[START OF RECORDED DATA]
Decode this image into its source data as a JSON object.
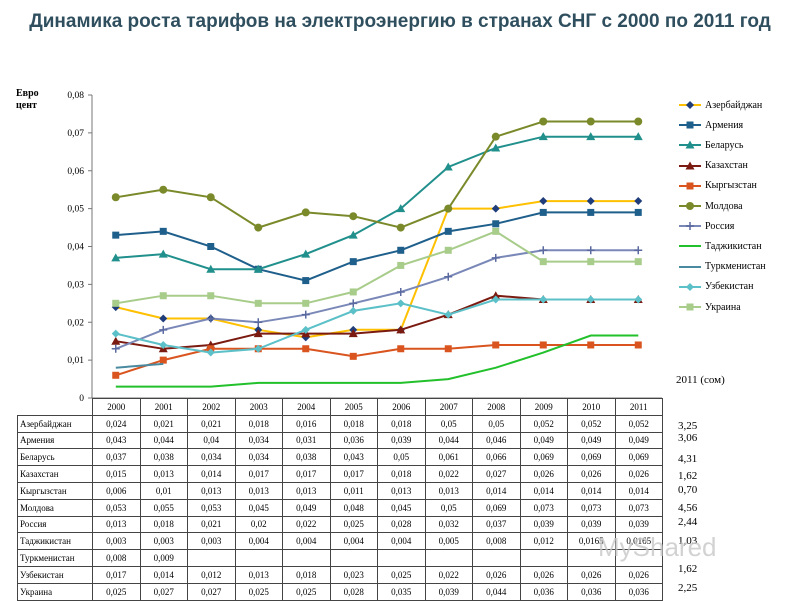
{
  "title": "Динамика роста тарифов на электроэнергию в странах СНГ с 2000 по 2011 год",
  "side_header": "2011 (сом)",
  "side_values": [
    "3,25",
    "3,06",
    "4,31",
    "1,62",
    "0,70",
    "4,56",
    "2,44",
    "1,03",
    "1,62",
    "2,25"
  ],
  "watermark": "MyShared",
  "chart_data": {
    "type": "line",
    "ylabel": "Евро цент",
    "ylim": [
      0,
      0.08
    ],
    "yticks": [
      0,
      0.01,
      0.02,
      0.03,
      0.04,
      0.05,
      0.06,
      0.07,
      0.08
    ],
    "ytick_labels": [
      "0",
      "0,01",
      "0,02",
      "0,03",
      "0,04",
      "0,05",
      "0,06",
      "0,07",
      "0,08"
    ],
    "x": [
      "2000",
      "2001",
      "2002",
      "2003",
      "2004",
      "2005",
      "2006",
      "2007",
      "2008",
      "2009",
      "2010",
      "2011"
    ],
    "legend_position": "right",
    "series": [
      {
        "name": "Азербайджан",
        "color": "#ffc000",
        "marker": "diamond",
        "marker_color": "#1f3d7a",
        "values": [
          0.024,
          0.021,
          0.021,
          0.018,
          0.016,
          0.018,
          0.018,
          0.05,
          0.05,
          0.052,
          0.052,
          0.052
        ],
        "labels": [
          "0,024",
          "0,021",
          "0,021",
          "0,018",
          "0,016",
          "0,018",
          "0,018",
          "0,05",
          "0,05",
          "0,052",
          "0,052",
          "0,052"
        ]
      },
      {
        "name": "Армения",
        "color": "#1f5f8b",
        "marker": "square",
        "marker_color": "#1f5f8b",
        "values": [
          0.043,
          0.044,
          0.04,
          0.034,
          0.031,
          0.036,
          0.039,
          0.044,
          0.046,
          0.049,
          0.049,
          0.049
        ],
        "labels": [
          "0,043",
          "0,044",
          "0,04",
          "0,034",
          "0,031",
          "0,036",
          "0,039",
          "0,044",
          "0,046",
          "0,049",
          "0,049",
          "0,049"
        ]
      },
      {
        "name": "Беларусь",
        "color": "#21908c",
        "marker": "triangle",
        "marker_color": "#21908c",
        "values": [
          0.037,
          0.038,
          0.034,
          0.034,
          0.038,
          0.043,
          0.05,
          0.061,
          0.066,
          0.069,
          0.069,
          0.069
        ],
        "labels": [
          "0,037",
          "0,038",
          "0,034",
          "0,034",
          "0,038",
          "0,043",
          "0,05",
          "0,061",
          "0,066",
          "0,069",
          "0,069",
          "0,069"
        ]
      },
      {
        "name": "Казахстан",
        "color": "#7a1a10",
        "marker": "triangle",
        "marker_color": "#7a1a10",
        "values": [
          0.015,
          0.013,
          0.014,
          0.017,
          0.017,
          0.017,
          0.018,
          0.022,
          0.027,
          0.026,
          0.026,
          0.026
        ],
        "labels": [
          "0,015",
          "0,013",
          "0,014",
          "0,017",
          "0,017",
          "0,017",
          "0,018",
          "0,022",
          "0,027",
          "0,026",
          "0,026",
          "0,026"
        ]
      },
      {
        "name": "Кыргызстан",
        "color": "#d9541e",
        "marker": "square",
        "marker_color": "#d9541e",
        "values": [
          0.006,
          0.01,
          0.013,
          0.013,
          0.013,
          0.011,
          0.013,
          0.013,
          0.014,
          0.014,
          0.014,
          0.014
        ],
        "labels": [
          "0,006",
          "0,01",
          "0,013",
          "0,013",
          "0,013",
          "0,011",
          "0,013",
          "0,013",
          "0,014",
          "0,014",
          "0,014",
          "0,014"
        ]
      },
      {
        "name": "Молдова",
        "color": "#7a8a2a",
        "marker": "circle",
        "marker_color": "#7a8a2a",
        "values": [
          0.053,
          0.055,
          0.053,
          0.045,
          0.049,
          0.048,
          0.045,
          0.05,
          0.069,
          0.073,
          0.073,
          0.073
        ],
        "labels": [
          "0,053",
          "0,055",
          "0,053",
          "0,045",
          "0,049",
          "0,048",
          "0,045",
          "0,05",
          "0,069",
          "0,073",
          "0,073",
          "0,073"
        ]
      },
      {
        "name": "Россия",
        "color": "#7a88b8",
        "marker": "plus",
        "marker_color": "#5a6aa0",
        "values": [
          0.013,
          0.018,
          0.021,
          0.02,
          0.022,
          0.025,
          0.028,
          0.032,
          0.037,
          0.039,
          0.039,
          0.039
        ],
        "labels": [
          "0,013",
          "0,018",
          "0,021",
          "0,02",
          "0,022",
          "0,025",
          "0,028",
          "0,032",
          "0,037",
          "0,039",
          "0,039",
          "0,039"
        ]
      },
      {
        "name": "Таджикистан",
        "color": "#22c02a",
        "marker": "none",
        "marker_color": "#22c02a",
        "values": [
          0.003,
          0.003,
          0.003,
          0.004,
          0.004,
          0.004,
          0.004,
          0.005,
          0.008,
          0.012,
          0.0165,
          0.0165
        ],
        "labels": [
          "0,003",
          "0,003",
          "0,003",
          "0,004",
          "0,004",
          "0,004",
          "0,004",
          "0,005",
          "0,008",
          "0,012",
          "0,0165",
          "0,0165"
        ]
      },
      {
        "name": "Туркменистан",
        "color": "#4a8aa0",
        "marker": "none",
        "marker_color": "#4a8aa0",
        "values": [
          0.008,
          0.009,
          null,
          null,
          null,
          null,
          null,
          null,
          null,
          null,
          null,
          null
        ],
        "labels": [
          "0,008",
          "0,009",
          "",
          "",
          "",
          "",
          "",
          "",
          "",
          "",
          "",
          ""
        ]
      },
      {
        "name": "Узбекистан",
        "color": "#5cc0c8",
        "marker": "diamond",
        "marker_color": "#5cc0c8",
        "values": [
          0.017,
          0.014,
          0.012,
          0.013,
          0.018,
          0.023,
          0.025,
          0.022,
          0.026,
          0.026,
          0.026,
          0.026
        ],
        "labels": [
          "0,017",
          "0,014",
          "0,012",
          "0,013",
          "0,018",
          "0,023",
          "0,025",
          "0,022",
          "0,026",
          "0,026",
          "0,026",
          "0,026"
        ]
      },
      {
        "name": "Украина",
        "color": "#a8cc8a",
        "marker": "square",
        "marker_color": "#a8cc8a",
        "values": [
          0.025,
          0.027,
          0.027,
          0.025,
          0.025,
          0.028,
          0.035,
          0.039,
          0.044,
          0.036,
          0.036,
          0.036
        ],
        "labels": [
          "0,025",
          "0,027",
          "0,027",
          "0,025",
          "0,025",
          "0,028",
          "0,035",
          "0,039",
          "0,044",
          "0,036",
          "0,036",
          "0,036"
        ]
      }
    ]
  }
}
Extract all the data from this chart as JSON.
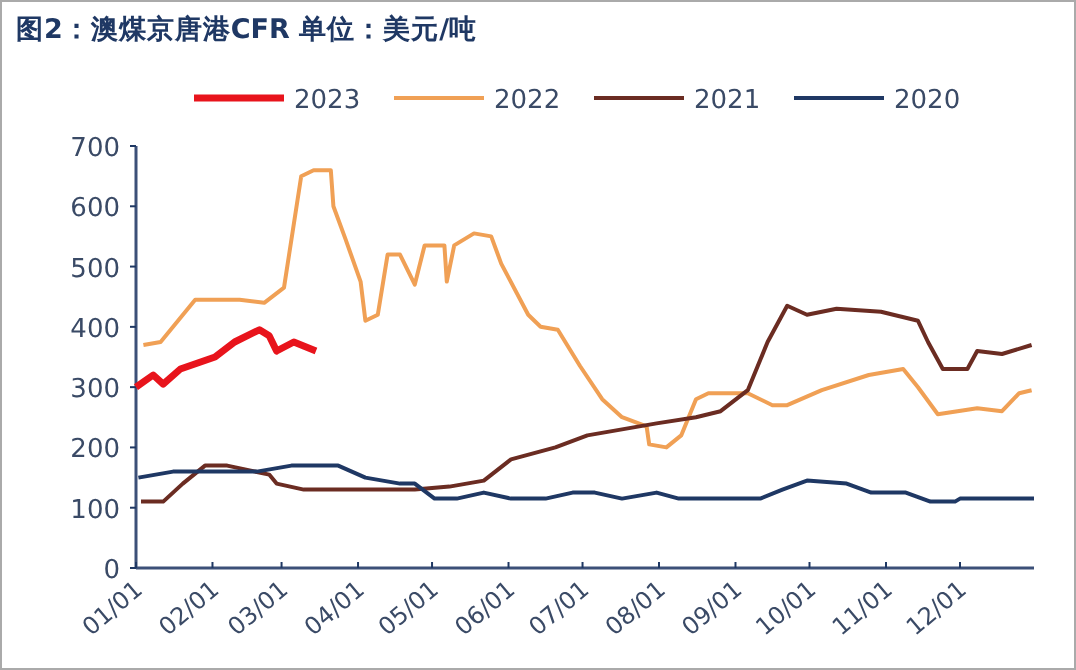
{
  "chart_data": {
    "type": "line",
    "title": "图2：澳煤京唐港CFR  单位：美元/吨",
    "xlim": [
      "--01-01",
      "--12-31"
    ],
    "xticks": [
      {
        "value": "--01-01",
        "label": "01/01"
      },
      {
        "value": "--02-01",
        "label": "02/01"
      },
      {
        "value": "--03-01",
        "label": "03/01"
      },
      {
        "value": "--04-01",
        "label": "04/01"
      },
      {
        "value": "--05-01",
        "label": "05/01"
      },
      {
        "value": "--06-01",
        "label": "06/01"
      },
      {
        "value": "--07-01",
        "label": "07/01"
      },
      {
        "value": "--08-01",
        "label": "08/01"
      },
      {
        "value": "--09-01",
        "label": "09/01"
      },
      {
        "value": "--10-01",
        "label": "10/01"
      },
      {
        "value": "--11-01",
        "label": "11/01"
      },
      {
        "value": "--12-01",
        "label": "12/01"
      }
    ],
    "ylim": [
      0,
      700
    ],
    "yticks": [
      0,
      100,
      200,
      300,
      400,
      500,
      600,
      700
    ],
    "legend": "top",
    "grid": false,
    "marker": "none",
    "series": [
      {
        "name": "2023",
        "color": "#e8141c",
        "x": [
          "--01-01",
          "--01-08",
          "--01-12",
          "--01-19",
          "--02-02",
          "--02-10",
          "--02-20",
          "--02-24",
          "--02-27",
          "--03-06",
          "--03-15"
        ],
        "values": [
          300,
          320,
          305,
          330,
          350,
          375,
          395,
          385,
          360,
          375,
          360
        ]
      },
      {
        "name": "2022",
        "color": "#f0a055",
        "x": [
          "--01-04",
          "--01-11",
          "--01-25",
          "--02-12",
          "--02-22",
          "--03-02",
          "--03-09",
          "--03-14",
          "--03-21",
          "--03-22",
          "--03-27",
          "--04-02",
          "--04-04",
          "--04-09",
          "--04-13",
          "--04-18",
          "--04-24",
          "--04-28",
          "--05-06",
          "--05-07",
          "--05-10",
          "--05-18",
          "--05-25",
          "--05-29",
          "--06-09",
          "--06-14",
          "--06-21",
          "--06-30",
          "--07-09",
          "--07-17",
          "--07-27",
          "--07-28",
          "--08-04",
          "--08-10",
          "--08-16",
          "--08-21",
          "--09-06",
          "--09-16",
          "--09-22",
          "--10-06",
          "--10-25",
          "--11-08",
          "--11-14",
          "--11-22",
          "--12-08",
          "--12-18",
          "--12-25",
          "--12-30"
        ],
        "values": [
          370,
          375,
          445,
          445,
          440,
          465,
          650,
          660,
          660,
          600,
          545,
          475,
          410,
          420,
          520,
          520,
          470,
          535,
          535,
          475,
          535,
          555,
          550,
          505,
          420,
          400,
          395,
          335,
          280,
          250,
          235,
          205,
          200,
          220,
          280,
          290,
          290,
          270,
          270,
          295,
          320,
          330,
          300,
          255,
          265,
          260,
          290,
          295
        ]
      },
      {
        "name": "2021",
        "color": "#6b2c22",
        "x": [
          "--01-03",
          "--01-12",
          "--01-20",
          "--01-29",
          "--02-07",
          "--02-24",
          "--02-27",
          "--03-10",
          "--04-09",
          "--04-24",
          "--05-08",
          "--05-22",
          "--06-02",
          "--06-20",
          "--07-03",
          "--07-31",
          "--08-16",
          "--08-26",
          "--09-06",
          "--09-14",
          "--09-22",
          "--09-30",
          "--10-12",
          "--10-30",
          "--11-14",
          "--11-18",
          "--11-24",
          "--12-04",
          "--12-08",
          "--12-18",
          "--12-30"
        ],
        "values": [
          110,
          110,
          140,
          170,
          170,
          155,
          140,
          130,
          130,
          130,
          135,
          145,
          180,
          200,
          220,
          240,
          250,
          260,
          295,
          375,
          435,
          420,
          430,
          425,
          410,
          375,
          330,
          330,
          360,
          355,
          370
        ]
      },
      {
        "name": "2020",
        "color": "#1f3864",
        "x": [
          "--01-02",
          "--01-16",
          "--02-19",
          "--03-05",
          "--03-24",
          "--04-04",
          "--04-18",
          "--04-24",
          "--05-02",
          "--05-11",
          "--05-22",
          "--06-02",
          "--06-16",
          "--06-27",
          "--07-06",
          "--07-17",
          "--07-31",
          "--08-09",
          "--09-11",
          "--09-20",
          "--09-30",
          "--10-16",
          "--10-26",
          "--11-09",
          "--11-19",
          "--11-29",
          "--12-01",
          "--12-31"
        ],
        "values": [
          150,
          160,
          160,
          170,
          170,
          150,
          140,
          140,
          115,
          115,
          125,
          115,
          115,
          125,
          125,
          115,
          125,
          115,
          115,
          130,
          145,
          140,
          125,
          125,
          110,
          110,
          115,
          115
        ]
      }
    ]
  }
}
[END OF RECORDED DATA]
### [WORK REQUIRED]
List the lines of the records where "title" occurs.

### [THE SOLUTION]
  "title": "Динамика роста тарифов на электроэнергию в странах СНГ с 2000 по 2011 год",
    "title": "图2：澳煤京唐港CFR  单位：美元/吨",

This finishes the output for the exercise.